§ What to work on:
All of the entries need to be written out again, exactly as they are.

[Items from a figure collection]

· · · · · · ·

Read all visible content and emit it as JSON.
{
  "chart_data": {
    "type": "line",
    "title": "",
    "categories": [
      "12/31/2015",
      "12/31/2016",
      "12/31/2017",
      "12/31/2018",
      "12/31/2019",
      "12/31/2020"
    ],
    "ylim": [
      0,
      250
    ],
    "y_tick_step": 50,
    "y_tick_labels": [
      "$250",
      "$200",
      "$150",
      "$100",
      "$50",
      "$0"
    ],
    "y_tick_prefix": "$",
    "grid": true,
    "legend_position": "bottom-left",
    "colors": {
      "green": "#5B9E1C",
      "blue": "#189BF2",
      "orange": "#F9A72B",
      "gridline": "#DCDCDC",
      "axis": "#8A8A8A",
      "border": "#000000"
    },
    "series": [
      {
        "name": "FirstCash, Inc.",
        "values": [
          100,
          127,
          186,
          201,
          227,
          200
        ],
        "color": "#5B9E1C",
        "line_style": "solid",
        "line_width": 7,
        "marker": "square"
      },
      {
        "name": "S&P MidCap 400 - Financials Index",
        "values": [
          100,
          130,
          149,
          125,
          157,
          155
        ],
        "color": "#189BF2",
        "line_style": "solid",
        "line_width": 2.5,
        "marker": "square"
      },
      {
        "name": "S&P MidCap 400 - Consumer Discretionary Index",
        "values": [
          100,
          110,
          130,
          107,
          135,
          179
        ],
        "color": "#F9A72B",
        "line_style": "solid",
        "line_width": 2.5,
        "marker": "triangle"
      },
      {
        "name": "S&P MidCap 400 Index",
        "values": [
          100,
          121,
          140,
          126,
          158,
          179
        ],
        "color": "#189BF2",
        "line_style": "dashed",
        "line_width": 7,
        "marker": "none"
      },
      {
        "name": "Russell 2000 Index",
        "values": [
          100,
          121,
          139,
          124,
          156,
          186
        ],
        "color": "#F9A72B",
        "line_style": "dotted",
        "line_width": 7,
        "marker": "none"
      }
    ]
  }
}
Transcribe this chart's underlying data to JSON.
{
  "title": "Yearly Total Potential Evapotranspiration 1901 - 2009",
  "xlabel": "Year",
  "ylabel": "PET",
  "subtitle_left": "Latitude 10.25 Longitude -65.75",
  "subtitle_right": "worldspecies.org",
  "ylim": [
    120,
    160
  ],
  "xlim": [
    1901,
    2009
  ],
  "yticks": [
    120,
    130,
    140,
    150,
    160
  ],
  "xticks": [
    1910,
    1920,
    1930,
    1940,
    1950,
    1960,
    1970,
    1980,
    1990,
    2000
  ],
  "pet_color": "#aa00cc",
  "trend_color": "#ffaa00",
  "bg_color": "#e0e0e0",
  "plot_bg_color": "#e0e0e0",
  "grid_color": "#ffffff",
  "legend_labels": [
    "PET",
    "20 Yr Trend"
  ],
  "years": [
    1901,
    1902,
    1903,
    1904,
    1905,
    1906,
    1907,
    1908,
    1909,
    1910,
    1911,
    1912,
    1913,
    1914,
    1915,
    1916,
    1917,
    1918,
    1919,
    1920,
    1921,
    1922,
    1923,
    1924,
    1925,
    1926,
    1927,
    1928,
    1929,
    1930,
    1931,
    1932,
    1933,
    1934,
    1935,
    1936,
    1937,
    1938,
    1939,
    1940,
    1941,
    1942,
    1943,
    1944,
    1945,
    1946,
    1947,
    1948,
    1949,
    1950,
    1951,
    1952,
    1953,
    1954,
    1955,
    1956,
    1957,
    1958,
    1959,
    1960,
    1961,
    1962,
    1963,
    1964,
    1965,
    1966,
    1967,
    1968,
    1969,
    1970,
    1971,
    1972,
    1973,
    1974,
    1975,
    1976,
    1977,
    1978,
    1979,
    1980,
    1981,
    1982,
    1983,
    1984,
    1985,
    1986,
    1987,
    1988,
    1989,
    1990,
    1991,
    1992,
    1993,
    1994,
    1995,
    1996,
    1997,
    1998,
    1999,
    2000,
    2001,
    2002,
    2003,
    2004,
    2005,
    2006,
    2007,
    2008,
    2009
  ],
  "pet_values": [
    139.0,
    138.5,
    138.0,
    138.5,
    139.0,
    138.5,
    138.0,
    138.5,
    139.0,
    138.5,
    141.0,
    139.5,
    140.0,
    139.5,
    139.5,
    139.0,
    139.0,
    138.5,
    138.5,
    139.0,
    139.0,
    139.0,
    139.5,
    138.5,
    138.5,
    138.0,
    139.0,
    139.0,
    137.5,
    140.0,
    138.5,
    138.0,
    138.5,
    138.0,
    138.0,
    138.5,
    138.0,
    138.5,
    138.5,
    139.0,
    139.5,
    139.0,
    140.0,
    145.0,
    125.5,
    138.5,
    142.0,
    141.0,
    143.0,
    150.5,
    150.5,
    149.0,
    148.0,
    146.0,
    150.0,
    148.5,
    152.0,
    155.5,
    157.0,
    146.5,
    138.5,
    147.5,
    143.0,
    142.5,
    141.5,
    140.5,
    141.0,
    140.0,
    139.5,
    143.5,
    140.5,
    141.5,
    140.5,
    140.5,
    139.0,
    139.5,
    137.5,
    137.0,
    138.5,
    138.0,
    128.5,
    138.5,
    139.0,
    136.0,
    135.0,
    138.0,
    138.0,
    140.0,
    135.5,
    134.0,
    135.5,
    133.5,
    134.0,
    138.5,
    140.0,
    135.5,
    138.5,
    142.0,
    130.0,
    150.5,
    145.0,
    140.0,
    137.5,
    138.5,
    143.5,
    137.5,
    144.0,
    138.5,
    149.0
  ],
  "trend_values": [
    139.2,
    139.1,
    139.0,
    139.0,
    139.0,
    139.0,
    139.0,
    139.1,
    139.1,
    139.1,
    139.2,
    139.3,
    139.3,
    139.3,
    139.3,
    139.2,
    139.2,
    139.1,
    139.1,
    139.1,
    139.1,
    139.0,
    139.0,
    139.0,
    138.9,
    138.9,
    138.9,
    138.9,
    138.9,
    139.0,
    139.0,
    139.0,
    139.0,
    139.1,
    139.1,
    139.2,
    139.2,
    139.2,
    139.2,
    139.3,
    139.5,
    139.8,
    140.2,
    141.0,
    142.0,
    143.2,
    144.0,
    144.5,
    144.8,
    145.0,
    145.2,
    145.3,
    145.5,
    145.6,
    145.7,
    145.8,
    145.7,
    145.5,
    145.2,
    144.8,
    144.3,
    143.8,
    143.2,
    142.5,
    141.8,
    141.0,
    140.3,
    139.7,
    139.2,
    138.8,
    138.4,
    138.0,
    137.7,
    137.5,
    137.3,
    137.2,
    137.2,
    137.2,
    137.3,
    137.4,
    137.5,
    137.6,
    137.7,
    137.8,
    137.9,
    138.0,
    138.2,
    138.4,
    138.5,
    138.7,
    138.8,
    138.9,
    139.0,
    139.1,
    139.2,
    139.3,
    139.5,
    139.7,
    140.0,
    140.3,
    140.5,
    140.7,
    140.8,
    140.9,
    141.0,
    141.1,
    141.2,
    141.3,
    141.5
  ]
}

· · · · · · ·

§ Worked solution:
Read all visible content and emit it as JSON.
{
  "chart_data": {
    "type": "line",
    "title": "",
    "categories": [
      "12/31/2015",
      "12/31/2016",
      "12/31/2017",
      "12/31/2018",
      "12/31/2019",
      "12/31/2020"
    ],
    "ylim": [
      0,
      250
    ],
    "y_tick_step": 50,
    "y_tick_labels": [
      "$250",
      "$200",
      "$150",
      "$100",
      "$50",
      "$0"
    ],
    "y_tick_prefix": "$",
    "grid": true,
    "legend_position": "bottom-left",
    "colors": {
      "green": "#5B9E1C",
      "blue": "#189BF2",
      "orange": "#F9A72B",
      "gridline": "#DCDCDC",
      "axis": "#8A8A8A",
      "border": "#000000"
    },
    "series": [
      {
        "name": "FirstCash, Inc.",
        "values": [
          100,
          127,
          186,
          201,
          227,
          200
        ],
        "color": "#5B9E1C",
        "line_style": "solid",
        "line_width": 7,
        "marker": "square"
      },
      {
        "name": "S&P MidCap 400 - Financials Index",
        "values": [
          100,
          130,
          149,
          125,
          157,
          155
        ],
        "color": "#189BF2",
        "line_style": "solid",
        "line_width": 2.5,
        "marker": "square"
      },
      {
        "name": "S&P MidCap 400 - Consumer Discretionary Index",
        "values": [
          100,
          110,
          130,
          107,
          135,
          179
        ],
        "color": "#F9A72B",
        "line_style": "solid",
        "line_width": 2.5,
        "marker": "triangle"
      },
      {
        "name": "S&P MidCap 400 Index",
        "values": [
          100,
          121,
          140,
          126,
          158,
          179
        ],
        "color": "#189BF2",
        "line_style": "dashed",
        "line_width": 7,
        "marker": "none"
      },
      {
        "name": "Russell 2000 Index",
        "values": [
          100,
          121,
          139,
          124,
          156,
          186
        ],
        "color": "#F9A72B",
        "line_style": "dotted",
        "line_width": 7,
        "marker": "none"
      }
    ]
  }
}
Transcribe this chart's underlying data to JSON.
{
  "title": "Yearly Total Potential Evapotranspiration 1901 - 2009",
  "xlabel": "Year",
  "ylabel": "PET",
  "subtitle_left": "Latitude 10.25 Longitude -65.75",
  "subtitle_right": "worldspecies.org",
  "ylim": [
    120,
    160
  ],
  "xlim": [
    1901,
    2009
  ],
  "yticks": [
    120,
    130,
    140,
    150,
    160
  ],
  "xticks": [
    1910,
    1920,
    1930,
    1940,
    1950,
    1960,
    1970,
    1980,
    1990,
    2000
  ],
  "pet_color": "#aa00cc",
  "trend_color": "#ffaa00",
  "bg_color": "#e0e0e0",
  "plot_bg_color": "#e0e0e0",
  "grid_color": "#ffffff",
  "legend_labels": [
    "PET",
    "20 Yr Trend"
  ],
  "years": [
    1901,
    1902,
    1903,
    1904,
    1905,
    1906,
    1907,
    1908,
    1909,
    1910,
    1911,
    1912,
    1913,
    1914,
    1915,
    1916,
    1917,
    1918,
    1919,
    1920,
    1921,
    1922,
    1923,
    1924,
    1925,
    1926,
    1927,
    1928,
    1929,
    1930,
    1931,
    1932,
    1933,
    1934,
    1935,
    1936,
    1937,
    1938,
    1939,
    1940,
    1941,
    1942,
    1943,
    1944,
    1945,
    1946,
    1947,
    1948,
    1949,
    1950,
    1951,
    1952,
    1953,
    1954,
    1955,
    1956,
    1957,
    1958,
    1959,
    1960,
    1961,
    1962,
    1963,
    1964,
    1965,
    1966,
    1967,
    1968,
    1969,
    1970,
    1971,
    1972,
    1973,
    1974,
    1975,
    1976,
    1977,
    1978,
    1979,
    1980,
    1981,
    1982,
    1983,
    1984,
    1985,
    1986,
    1987,
    1988,
    1989,
    1990,
    1991,
    1992,
    1993,
    1994,
    1995,
    1996,
    1997,
    1998,
    1999,
    2000,
    2001,
    2002,
    2003,
    2004,
    2005,
    2006,
    2007,
    2008,
    2009
  ],
  "pet_values": [
    139.0,
    138.5,
    138.0,
    138.5,
    139.0,
    138.5,
    138.0,
    138.5,
    139.0,
    138.5,
    141.0,
    139.5,
    140.0,
    139.5,
    139.5,
    139.0,
    139.0,
    138.5,
    138.5,
    139.0,
    139.0,
    139.0,
    139.5,
    138.5,
    138.5,
    138.0,
    139.0,
    139.0,
    137.5,
    140.0,
    138.5,
    138.0,
    138.5,
    138.0,
    138.0,
    138.5,
    138.0,
    138.5,
    138.5,
    139.0,
    139.5,
    139.0,
    140.0,
    145.0,
    125.5,
    138.5,
    142.0,
    141.0,
    143.0,
    150.5,
    150.5,
    149.0,
    148.0,
    146.0,
    150.0,
    148.5,
    152.0,
    155.5,
    157.0,
    146.5,
    138.5,
    147.5,
    143.0,
    142.5,
    141.5,
    140.5,
    141.0,
    140.0,
    139.5,
    143.5,
    140.5,
    141.5,
    140.5,
    140.5,
    139.0,
    139.5,
    137.5,
    137.0,
    138.5,
    138.0,
    128.5,
    138.5,
    139.0,
    136.0,
    135.0,
    138.0,
    138.0,
    140.0,
    135.5,
    134.0,
    135.5,
    133.5,
    134.0,
    138.5,
    140.0,
    135.5,
    138.5,
    142.0,
    130.0,
    150.5,
    145.0,
    140.0,
    137.5,
    138.5,
    143.5,
    137.5,
    144.0,
    138.5,
    149.0
  ],
  "trend_values": [
    139.2,
    139.1,
    139.0,
    139.0,
    139.0,
    139.0,
    139.0,
    139.1,
    139.1,
    139.1,
    139.2,
    139.3,
    139.3,
    139.3,
    139.3,
    139.2,
    139.2,
    139.1,
    139.1,
    139.1,
    139.1,
    139.0,
    139.0,
    139.0,
    138.9,
    138.9,
    138.9,
    138.9,
    138.9,
    139.0,
    139.0,
    139.0,
    139.0,
    139.1,
    139.1,
    139.2,
    139.2,
    139.2,
    139.2,
    139.3,
    139.5,
    139.8,
    140.2,
    141.0,
    142.0,
    143.2,
    144.0,
    144.5,
    144.8,
    145.0,
    145.2,
    145.3,
    145.5,
    145.6,
    145.7,
    145.8,
    145.7,
    145.5,
    145.2,
    144.8,
    144.3,
    143.8,
    143.2,
    142.5,
    141.8,
    141.0,
    140.3,
    139.7,
    139.2,
    138.8,
    138.4,
    138.0,
    137.7,
    137.5,
    137.3,
    137.2,
    137.2,
    137.2,
    137.3,
    137.4,
    137.5,
    137.6,
    137.7,
    137.8,
    137.9,
    138.0,
    138.2,
    138.4,
    138.5,
    138.7,
    138.8,
    138.9,
    139.0,
    139.1,
    139.2,
    139.3,
    139.5,
    139.7,
    140.0,
    140.3,
    140.5,
    140.7,
    140.8,
    140.9,
    141.0,
    141.1,
    141.2,
    141.3,
    141.5
  ]
}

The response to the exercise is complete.